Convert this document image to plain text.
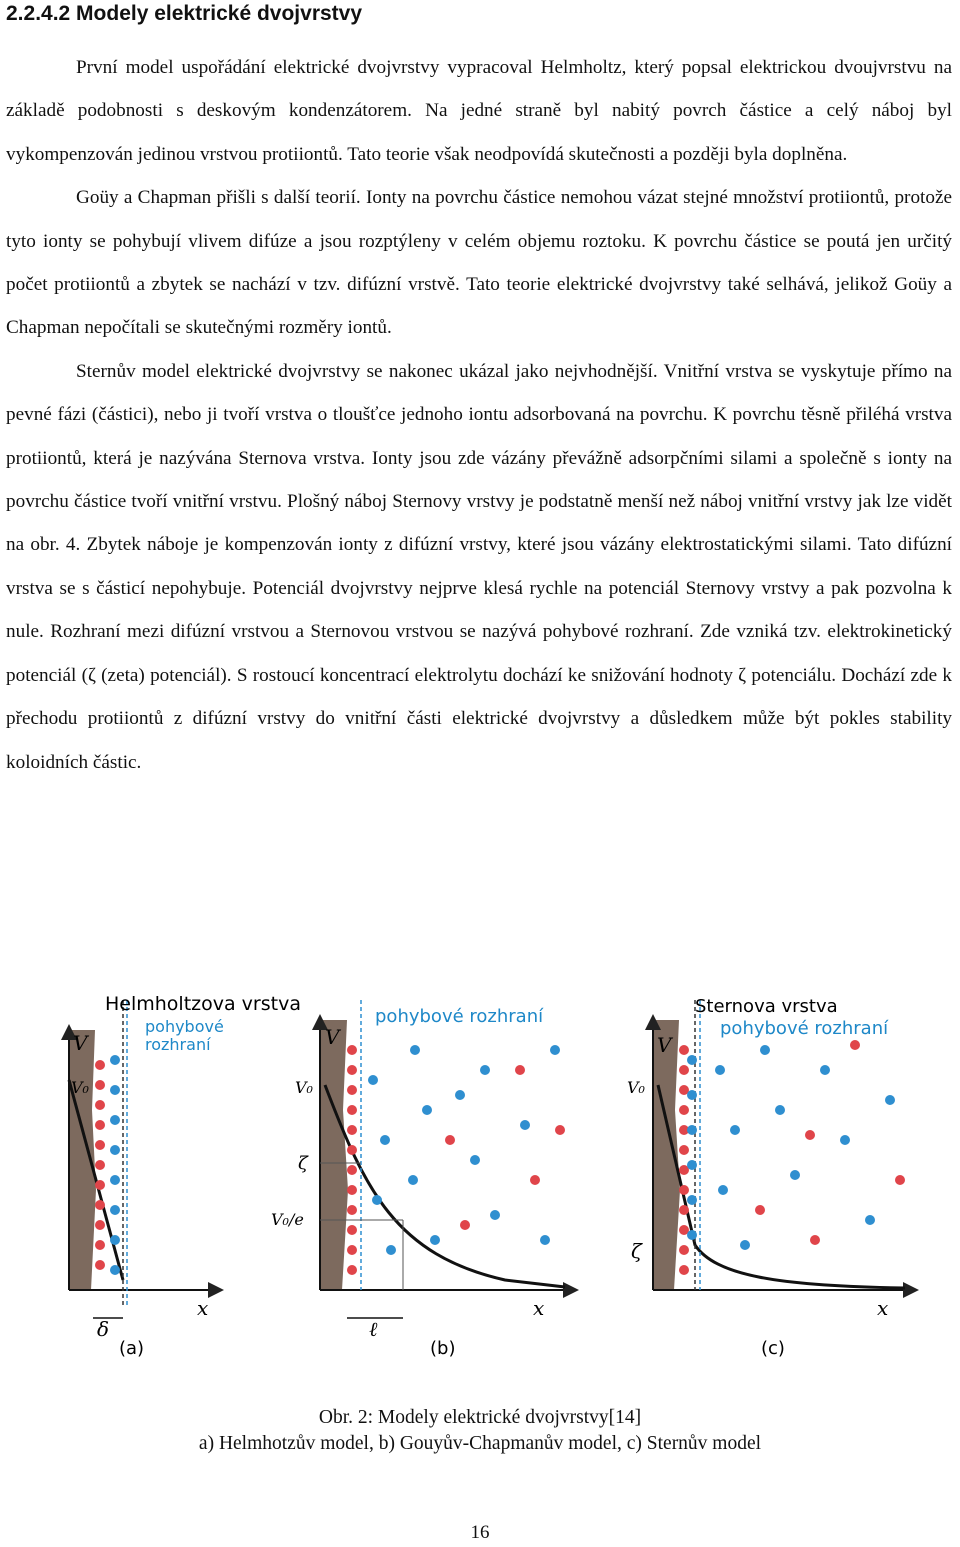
2.2.4.2 Modely elektrické dvojvrstvy

První model uspořádání elektrické dvojvrstvy vypracoval Helmholtz, který popsal elektrickou dvoujvrstvu na základě podobnosti s deskovým kondenzátorem. Na jedné straně byl nabitý povrch částice a celý náboj byl vykompenzován jedinou vrstvou protiiontů. Tato teorie však neodpovídá skutečnosti a později byla doplněna.

Goüy a Chapman přišli s další teorií. Ionty na povrchu částice nemohou vázat stejné množství protiiontů, protože tyto ionty se pohybují vlivem difúze a jsou rozptýleny v celém objemu roztoku. K povrchu částice se poutá jen určitý počet protiiontů a zbytek se nachází v tzv. difúzní vrstvě. Tato teorie elektrické dvojvrstvy také selhává, jelikož Goüy a Chapman nepočítali se skutečnými rozměry iontů.

Sternův model elektrické dvojvrstvy se nakonec ukázal jako nejvhodnější. Vnitřní vrstva se vyskytuje přímo na pevné fázi (částici), nebo ji tvoří vrstva o tloušťce jednoho iontu adsorbovaná na povrchu. K povrchu těsně přiléhá vrstva protiiontů, která je nazývána Sternova vrstva. Ionty jsou zde vázány převážně adsorpčními silami a společně s ionty na povrchu částice tvoří vnitřní vrstvu. Plošný náboj Sternovy vrstvy je podstatně menší než náboj vnitřní vrstvy jak lze vidět na obr. 4. Zbytek náboje je kompenzován ionty z difúzní vrstvy, které jsou vázány elektrostatickými silami. Tato difúzní vrstva se s částicí nepohybuje. Potenciál dvojvrstvy nejprve klesá rychle na potenciál Sternovy vrstvy a pak pozvolna k nule. Rozhraní mezi difúzní vrstvou a Sternovou vrstvou se nazývá pohybové rozhraní. Zde vzniká tzv. elektrokinetický potenciál (ζ (zeta) potenciál). S rostoucí koncentrací elektrolytu dochází ke snižování hodnoty ζ potenciálu. Dochází zde k přechodu protiiontů z difúzní vrstvy do vnitřní části elektrické dvojvrstvy a důsledkem může být pokles stability koloidních částic.

Helmholtzova vrstva
pohybové
rozhraní
V
V₀
x
δ
(a)
pohybové rozhraní
V
V₀
ζ
V₀/e
x
ℓ
(b)
Sternova vrstva
pohybové rozhraní
V
V₀
ζ
x
(c)
Obr. 2: Modely elektrické dvojvrstvy[14]
a) Helmhotzův model, b) Gouyův-Chapmanův model, c) Sternův model
16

— Exercise prompt —
Without the pictures, repeat the listing above exactly.

— Written answer —
Convert this document image to plain text.
2.2.4.2 Modely elektrické dvojvrstvy

První model uspořádání elektrické dvojvrstvy vypracoval Helmholtz, který popsal elektrickou dvoujvrstvu na základě podobnosti s deskovým kondenzátorem. Na jedné straně byl nabitý povrch částice a celý náboj byl vykompenzován jedinou vrstvou protiiontů. Tato teorie však neodpovídá skutečnosti a později byla doplněna.

Goüy a Chapman přišli s další teorií. Ionty na povrchu částice nemohou vázat stejné množství protiiontů, protože tyto ionty se pohybují vlivem difúze a jsou rozptýleny v celém objemu roztoku. K povrchu částice se poutá jen určitý počet protiiontů a zbytek se nachází v tzv. difúzní vrstvě. Tato teorie elektrické dvojvrstvy také selhává, jelikož Goüy a Chapman nepočítali se skutečnými rozměry iontů.

Sternův model elektrické dvojvrstvy se nakonec ukázal jako nejvhodnější. Vnitřní vrstva se vyskytuje přímo na pevné fázi (částici), nebo ji tvoří vrstva o tloušťce jednoho iontu adsorbovaná na povrchu. K povrchu těsně přiléhá vrstva protiiontů, která je nazývána Sternova vrstva. Ionty jsou zde vázány převážně adsorpčními silami a společně s ionty na povrchu částice tvoří vnitřní vrstvu. Plošný náboj Sternovy vrstvy je podstatně menší než náboj vnitřní vrstvy jak lze vidět na obr. 4. Zbytek náboje je kompenzován ionty z difúzní vrstvy, které jsou vázány elektrostatickými silami. Tato difúzní vrstva se s částicí nepohybuje. Potenciál dvojvrstvy nejprve klesá rychle na potenciál Sternovy vrstvy a pak pozvolna k nule. Rozhraní mezi difúzní vrstvou a Sternovou vrstvou se nazývá pohybové rozhraní. Zde vzniká tzv. elektrokinetický potenciál (ζ (zeta) potenciál). S rostoucí koncentrací elektrolytu dochází ke snižování hodnoty ζ potenciálu. Dochází zde k přechodu protiiontů z difúzní vrstvy do vnitřní části elektrické dvojvrstvy a důsledkem může být pokles stability koloidních částic.

Helmholtzova vrstva
pohybové
rozhraní
V
V₀
x
δ
(a)
pohybové rozhraní
V
V₀
ζ
V₀/e
x
ℓ
(b)
Sternova vrstva
pohybové rozhraní
V
V₀
ζ
x
(c)
Obr. 2: Modely elektrické dvojvrstvy[14]
a) Helmhotzův model, b) Gouyův-Chapmanův model, c) Sternův model
16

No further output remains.